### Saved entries

──────

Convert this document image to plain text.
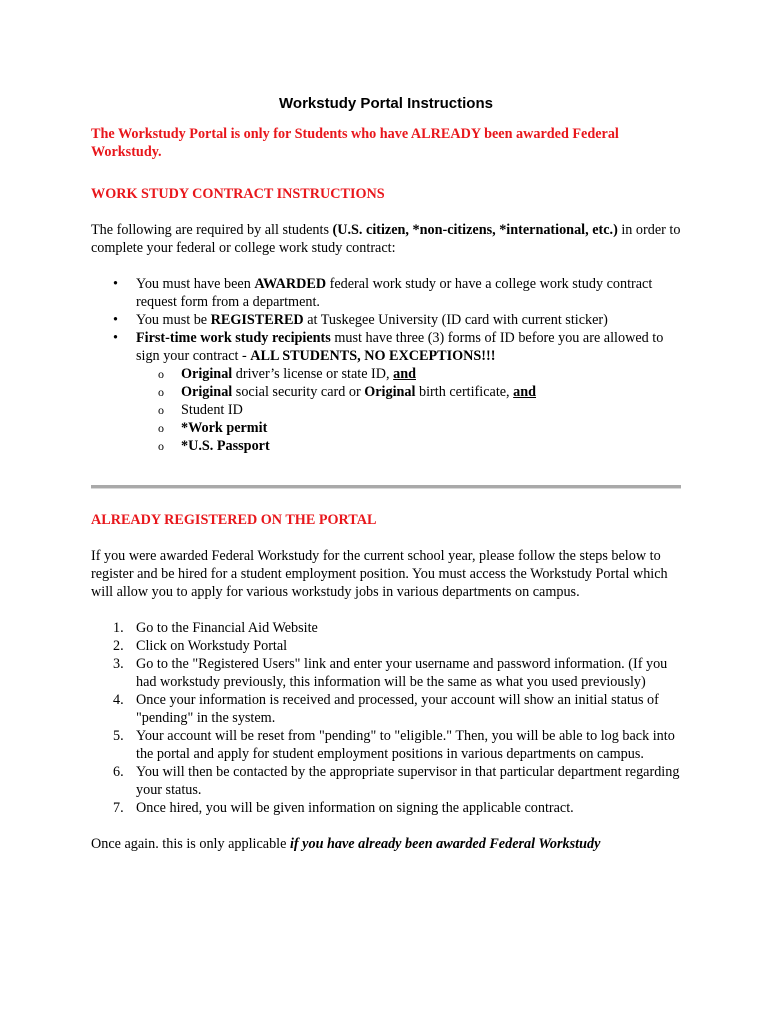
Workstudy Portal Instructions

The Workstudy Portal is only for Students who have ALREADY been awarded Federal Workstudy.

WORK STUDY CONTRACT INSTRUCTIONS

The following are required by all students (U.S. citizen, *non-citizens, *international, etc.) in order to complete your federal or college work study contract:

• You must have been AWARDED federal work study or have a college work study contract request form from a department.
• You must be REGISTERED at Tuskegee University (ID card with current sticker)
• First-time work study recipients must have three (3) forms of ID before you are allowed to sign your contract - ALL STUDENTS, NO EXCEPTIONS!!!
o Original driver’s license or state ID, and
o Original social security card or Original birth certificate, and
o Student ID
o *Work permit
o *U.S. Passport

ALREADY REGISTERED ON THE PORTAL

If you were awarded Federal Workstudy for the current school year, please follow the steps below to register and be hired for a student employment position. You must access the Workstudy Portal which will allow you to apply for various workstudy jobs in various departments on campus.

1. Go to the Financial Aid Website
2. Click on Workstudy Portal
3. Go to the "Registered Users" link and enter your username and password information. (If you had workstudy previously, this information will be the same as what you used previously)
4. Once your information is received and processed, your account will show an initial status of "pending" in the system.
5. Your account will be reset from "pending" to "eligible." Then, you will be able to log back into the portal and apply for student employment positions in various departments on campus.
6. You will then be contacted by the appropriate supervisor in that particular department regarding your status.
7. Once hired, you will be given information on signing the applicable contract.

Once again. this is only applicable if you have already been awarded Federal Workstudy
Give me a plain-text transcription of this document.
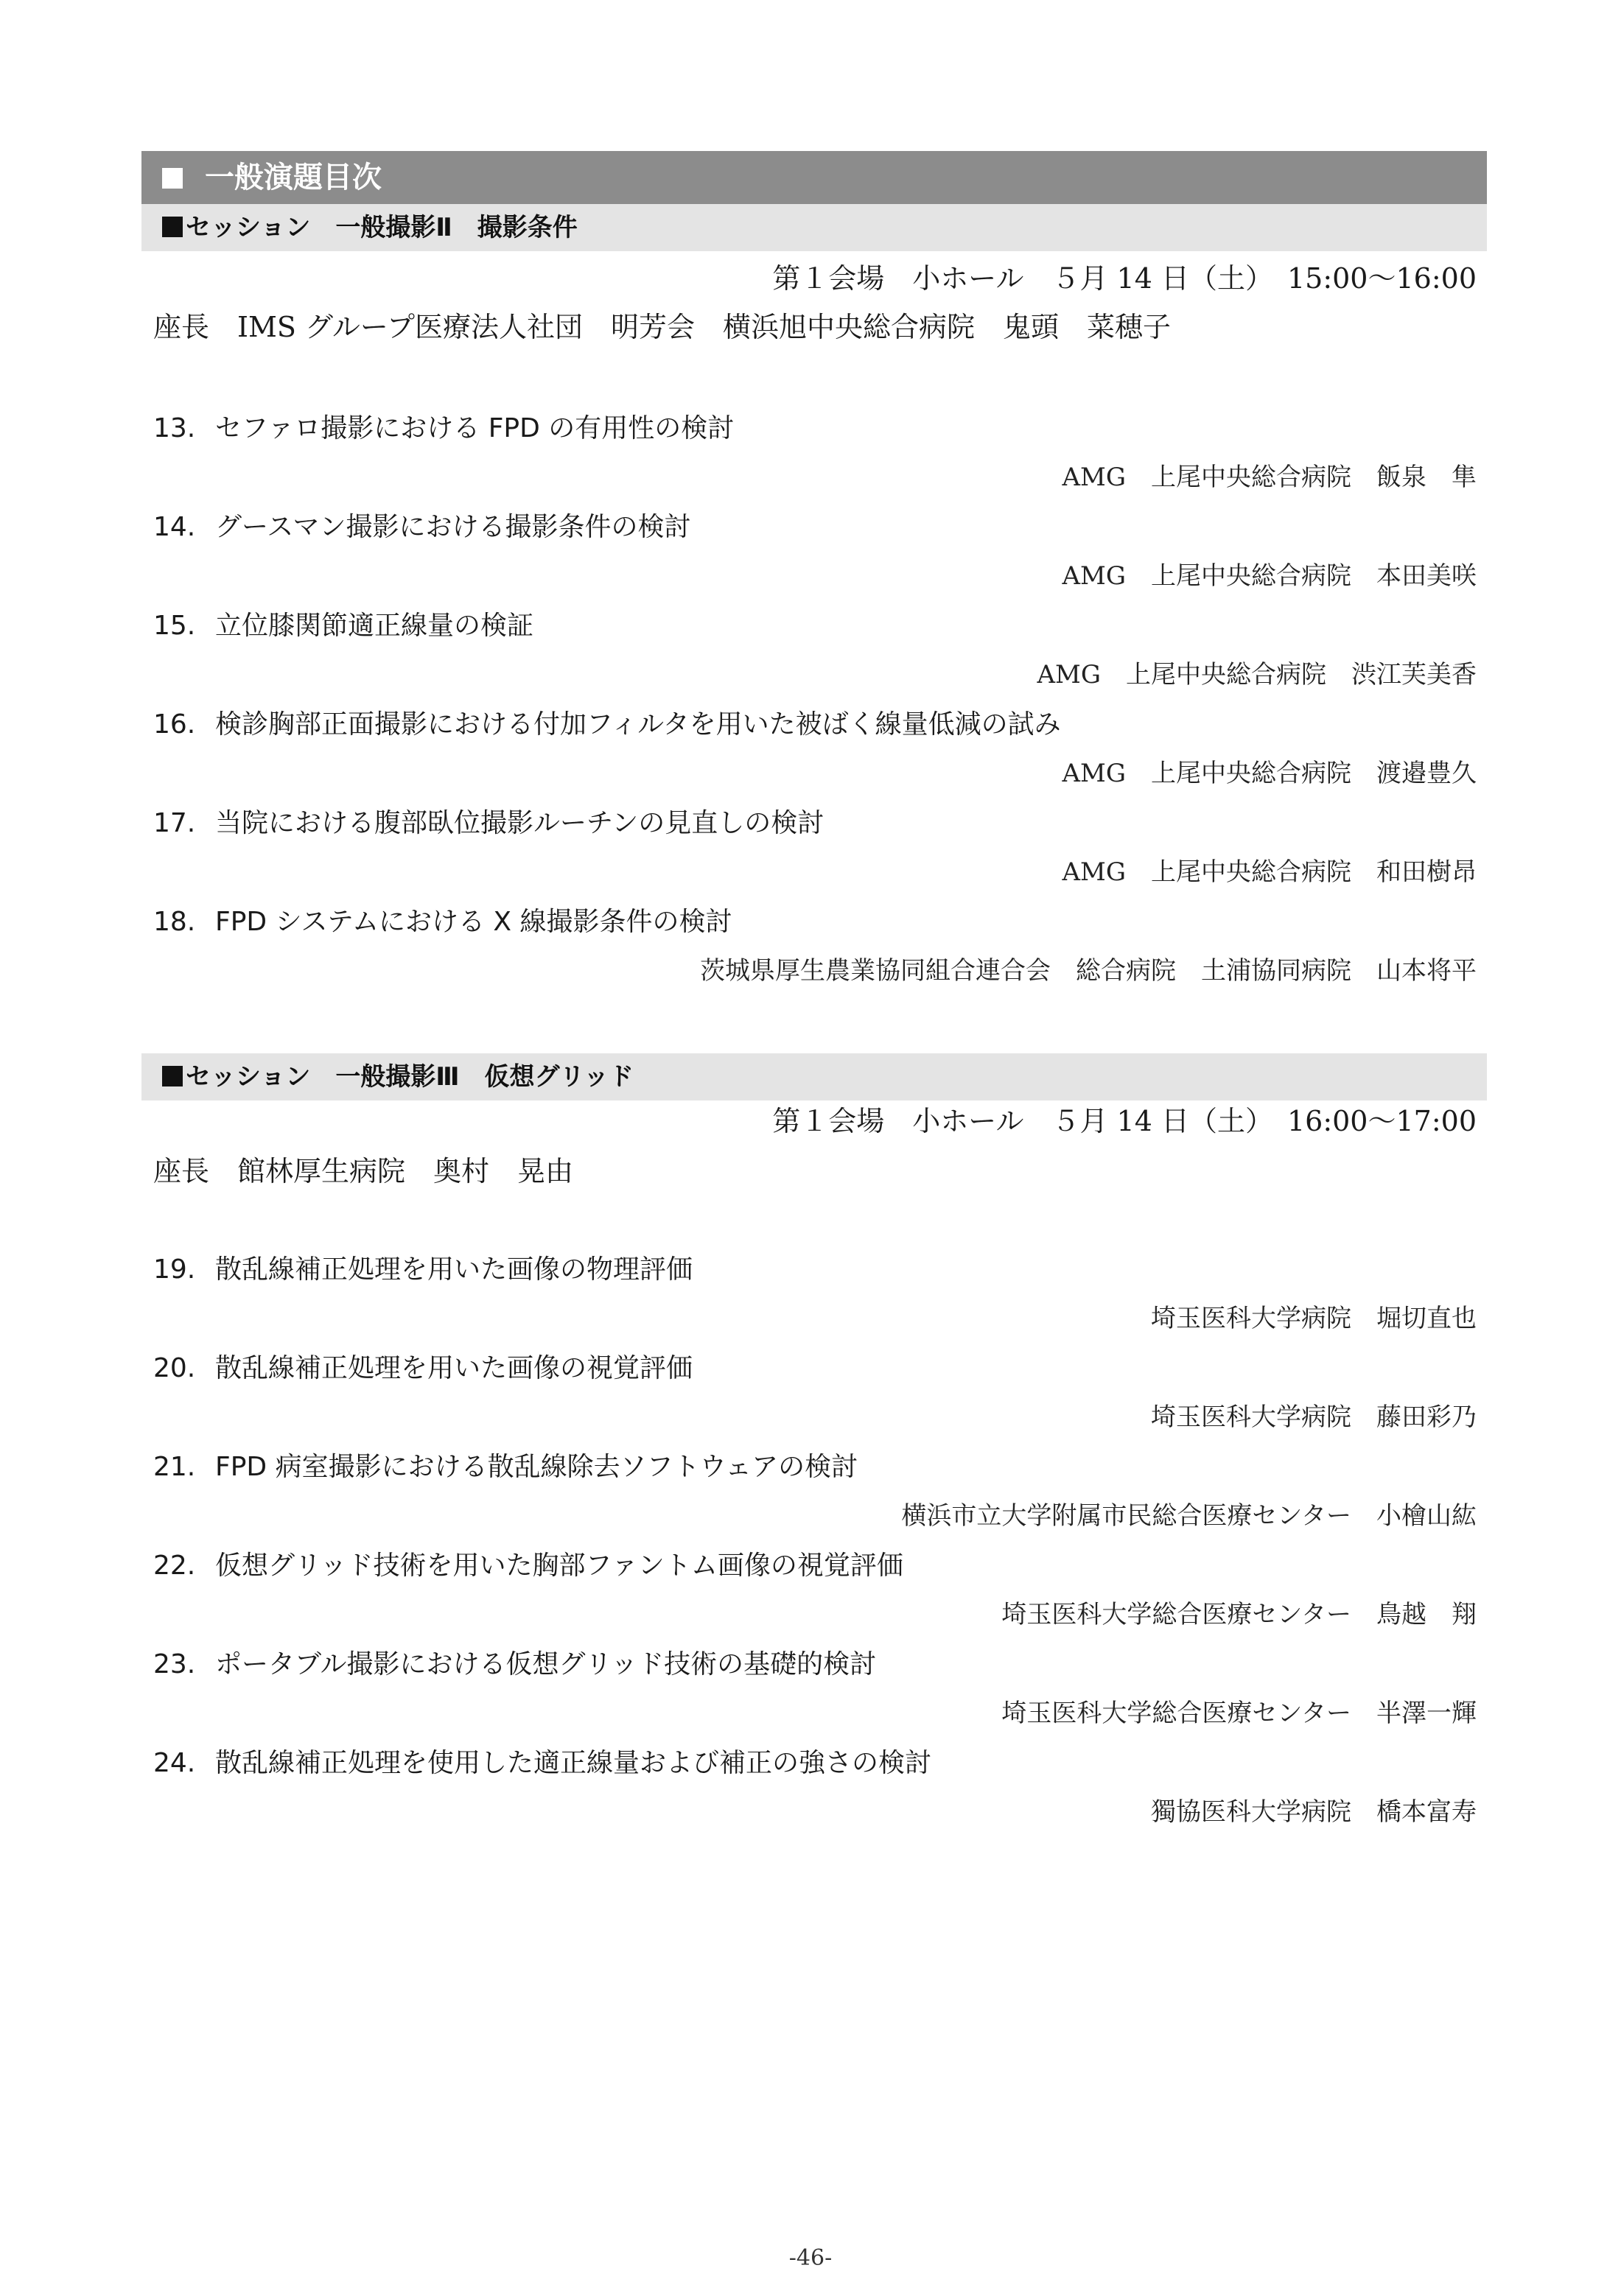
一般演題目次
セッション　一般撮影Ⅱ　撮影条件
第１会場　小ホール　５月 14 日（土）　15:00～16:00
座長　IMS グループ医療法人社団　明芳会　横浜旭中央総合病院　鬼頭　菜穂子
13. セファロ撮影における FPD の有用性の検討
AMG　上尾中央総合病院　飯泉　隼
14. グースマン撮影における撮影条件の検討
AMG　上尾中央総合病院　本田美咲
15. 立位膝関節適正線量の検証
AMG　上尾中央総合病院　渋江芙美香
16. 検診胸部正面撮影における付加フィルタを用いた被ばく線量低減の試み
AMG　上尾中央総合病院　渡邉豊久
17. 当院における腹部臥位撮影ルーチンの見直しの検討
AMG　上尾中央総合病院　和田樹昂
18. FPD システムにおける X 線撮影条件の検討
茨城県厚生農業協同組合連合会　総合病院　土浦協同病院　山本将平
セッション　一般撮影Ⅲ　仮想グリッド
第１会場　小ホール　５月 14 日（土）　16:00～17:00
座長　館林厚生病院　奥村　晃由
19. 散乱線補正処理を用いた画像の物理評価
埼玉医科大学病院　堀切直也
20. 散乱線補正処理を用いた画像の視覚評価
埼玉医科大学病院　藤田彩乃
21. FPD 病室撮影における散乱線除去ソフトウェアの検討
横浜市立大学附属市民総合医療センター　小檜山紘
22. 仮想グリッド技術を用いた胸部ファントム画像の視覚評価
埼玉医科大学総合医療センター　鳥越　翔
23. ポータブル撮影における仮想グリッド技術の基礎的検討
埼玉医科大学総合医療センター　半澤一輝
24. 散乱線補正処理を使用した適正線量および補正の強さの検討
獨協医科大学病院　橋本富寿
-46-
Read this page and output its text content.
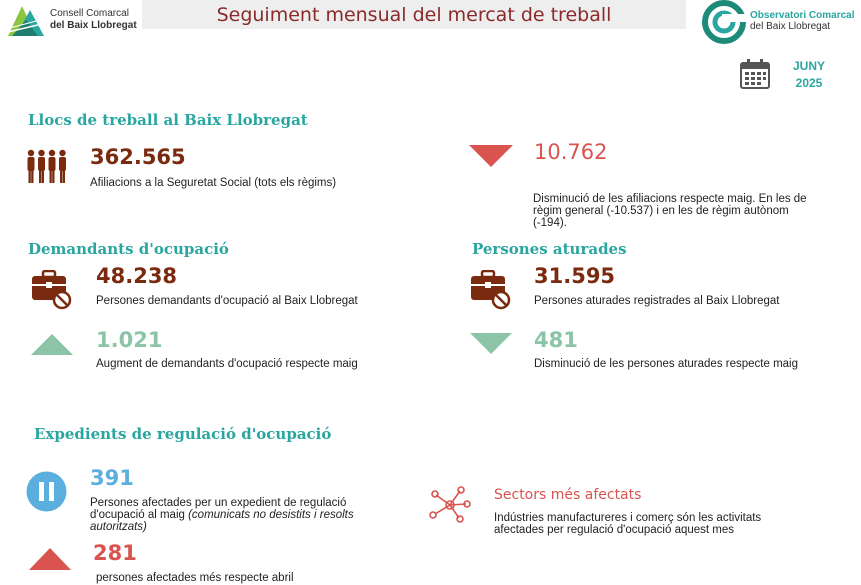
Seguiment mensual del mercat de treball
Consell Comarcal
del Baix Llobregat
Observatori Comarcal
del Baix Llobregat
JUNY
2025
Llocs de treball al Baix Llobregat
362.565
Afiliacions a la Seguretat Social (tots els règims)
10.762
Disminució de les afiliacions respecte maig. En les de règim general (-10.537) i en les de règim autònom (-194).
Demandants d'ocupació
48.238
Persones demandants d'ocupació al Baix Llobregat
1.021
Augment de demandants d'ocupació respecte maig
Persones aturades
31.595
Persones aturades registrades al Baix Llobregat
481
Disminució de les persones aturades respecte maig
Expedients de regulació d'ocupació
391
Persones afectades per un expedient de regulació d'ocupació al maig (comunicats no desistits i resolts autoritzats)
281
persones afectades més respecte abril
Sectors més afectats
Indústries manufactureres i comerç són les activitats afectades per regulació d'ocupació aquest mes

──────

### EXERCISE REQUIREMENTS
Quote exactly the lines from the one that contains "Give me a plain-text" through the end of the listing above, both ends included, leaving out the pictures.

### RESULT
Give me a plain-text transcription of this document.
一般演題目次
セッション　一般撮影Ⅱ　撮影条件
第１会場　小ホール　５月 14 日（土）　15:00～16:00
座長　IMS グループ医療法人社団　明芳会　横浜旭中央総合病院　鬼頭　菜穂子
13. セファロ撮影における FPD の有用性の検討
AMG　上尾中央総合病院　飯泉　隼
14. グースマン撮影における撮影条件の検討
AMG　上尾中央総合病院　本田美咲
15. 立位膝関節適正線量の検証
AMG　上尾中央総合病院　渋江芙美香
16. 検診胸部正面撮影における付加フィルタを用いた被ばく線量低減の試み
AMG　上尾中央総合病院　渡邉豊久
17. 当院における腹部臥位撮影ルーチンの見直しの検討
AMG　上尾中央総合病院　和田樹昂
18. FPD システムにおける X 線撮影条件の検討
茨城県厚生農業協同組合連合会　総合病院　土浦協同病院　山本将平
セッション　一般撮影Ⅲ　仮想グリッド
第１会場　小ホール　５月 14 日（土）　16:00～17:00
座長　館林厚生病院　奥村　晃由
19. 散乱線補正処理を用いた画像の物理評価
埼玉医科大学病院　堀切直也
20. 散乱線補正処理を用いた画像の視覚評価
埼玉医科大学病院　藤田彩乃
21. FPD 病室撮影における散乱線除去ソフトウェアの検討
横浜市立大学附属市民総合医療センター　小檜山紘
22. 仮想グリッド技術を用いた胸部ファントム画像の視覚評価
埼玉医科大学総合医療センター　鳥越　翔
23. ポータブル撮影における仮想グリッド技術の基礎的検討
埼玉医科大学総合医療センター　半澤一輝
24. 散乱線補正処理を使用した適正線量および補正の強さの検討
獨協医科大学病院　橋本富寿
-46-
Read this page and output its text content.
Seguiment mensual del mercat de treball
Consell Comarcal
del Baix Llobregat
Observatori Comarcal
del Baix Llobregat
JUNY
2025
Llocs de treball al Baix Llobregat
362.565
Afiliacions a la Seguretat Social (tots els règims)
10.762
Disminució de les afiliacions respecte maig. En les de règim general (-10.537) i en les de règim autònom (-194).
Demandants d'ocupació
48.238
Persones demandants d'ocupació al Baix Llobregat
1.021
Augment de demandants d'ocupació respecte maig
Persones aturades
31.595
Persones aturades registrades al Baix Llobregat
481
Disminució de les persones aturades respecte maig
Expedients de regulació d'ocupació
391
Persones afectades per un expedient de regulació d'ocupació al maig (comunicats no desistits i resolts autoritzats)
281
persones afectades més respecte abril
Sectors més afectats
Indústries manufactureres i comerç són les activitats afectades per regulació d'ocupació aquest mes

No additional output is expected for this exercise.